__Written instruction__:
Find the string "однородные" in the data, then copy every line where it is found.

== The data ==

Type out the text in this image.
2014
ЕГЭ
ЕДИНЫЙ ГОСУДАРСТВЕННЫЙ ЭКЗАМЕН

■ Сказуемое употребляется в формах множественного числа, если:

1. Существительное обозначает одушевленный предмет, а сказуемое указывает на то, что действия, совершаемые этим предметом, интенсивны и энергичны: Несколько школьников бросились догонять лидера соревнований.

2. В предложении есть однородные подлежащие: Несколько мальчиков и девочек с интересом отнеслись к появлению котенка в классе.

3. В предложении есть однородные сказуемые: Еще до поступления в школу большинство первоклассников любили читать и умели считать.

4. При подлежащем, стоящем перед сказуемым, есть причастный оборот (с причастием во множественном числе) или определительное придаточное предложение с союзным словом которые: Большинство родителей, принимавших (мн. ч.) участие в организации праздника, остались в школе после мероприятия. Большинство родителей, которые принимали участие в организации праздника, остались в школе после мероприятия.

===

__Result__:
2. В предложении есть однородные подлежащие: Несколько мальчиков и девочек с интересом отнеслись к появлению котенка в классе.
3. В предложении есть однородные сказуемые: Еще до поступления в школу большинство первоклассников любили читать и умели считать.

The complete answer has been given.